[Material to process]
________________

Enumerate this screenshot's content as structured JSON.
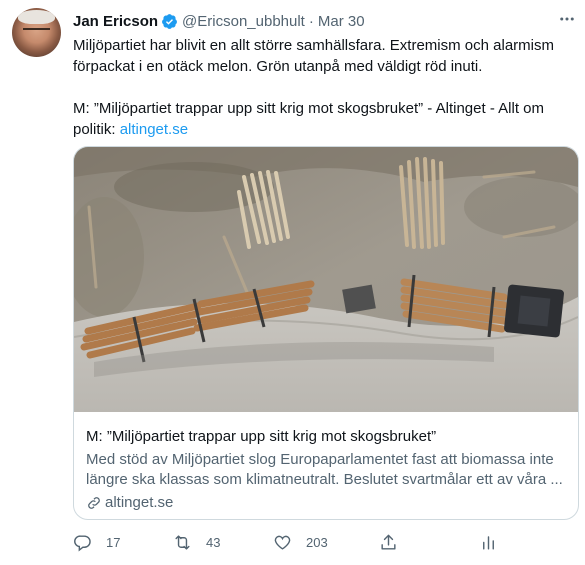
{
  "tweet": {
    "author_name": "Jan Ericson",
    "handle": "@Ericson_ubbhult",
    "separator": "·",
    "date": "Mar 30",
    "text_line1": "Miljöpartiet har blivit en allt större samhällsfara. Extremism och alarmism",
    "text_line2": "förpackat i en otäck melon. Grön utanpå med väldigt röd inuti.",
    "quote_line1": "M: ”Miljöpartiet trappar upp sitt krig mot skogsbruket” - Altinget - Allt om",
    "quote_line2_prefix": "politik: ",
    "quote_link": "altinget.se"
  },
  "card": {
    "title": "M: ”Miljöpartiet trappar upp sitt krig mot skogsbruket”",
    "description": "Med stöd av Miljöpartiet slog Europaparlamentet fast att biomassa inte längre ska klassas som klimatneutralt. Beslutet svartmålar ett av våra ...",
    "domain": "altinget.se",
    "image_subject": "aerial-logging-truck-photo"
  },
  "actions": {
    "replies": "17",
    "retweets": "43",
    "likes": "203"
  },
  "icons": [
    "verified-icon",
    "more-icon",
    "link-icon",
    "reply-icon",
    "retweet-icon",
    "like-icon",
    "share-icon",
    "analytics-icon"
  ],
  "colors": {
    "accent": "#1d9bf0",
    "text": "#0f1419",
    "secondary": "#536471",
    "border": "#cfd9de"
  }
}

________________

[What is being asked]
Images should not appear in the copy; retype the listing above exactly.

[Solution for this exercise]
Enumerate this screenshot's content as structured JSON.
{
  "tweet": {
    "author_name": "Jan Ericson",
    "handle": "@Ericson_ubbhult",
    "separator": "·",
    "date": "Mar 30",
    "text_line1": "Miljöpartiet har blivit en allt större samhällsfara. Extremism och alarmism",
    "text_line2": "förpackat i en otäck melon. Grön utanpå med väldigt röd inuti.",
    "quote_line1": "M: ”Miljöpartiet trappar upp sitt krig mot skogsbruket” - Altinget - Allt om",
    "quote_line2_prefix": "politik: ",
    "quote_link": "altinget.se"
  },
  "card": {
    "title": "M: ”Miljöpartiet trappar upp sitt krig mot skogsbruket”",
    "description": "Med stöd av Miljöpartiet slog Europaparlamentet fast att biomassa inte längre ska klassas som klimatneutralt. Beslutet svartmålar ett av våra ...",
    "domain": "altinget.se",
    "image_subject": "aerial-logging-truck-photo"
  },
  "actions": {
    "replies": "17",
    "retweets": "43",
    "likes": "203"
  },
  "icons": [
    "verified-icon",
    "more-icon",
    "link-icon",
    "reply-icon",
    "retweet-icon",
    "like-icon",
    "share-icon",
    "analytics-icon"
  ],
  "colors": {
    "accent": "#1d9bf0",
    "text": "#0f1419",
    "secondary": "#536471",
    "border": "#cfd9de"
  }
}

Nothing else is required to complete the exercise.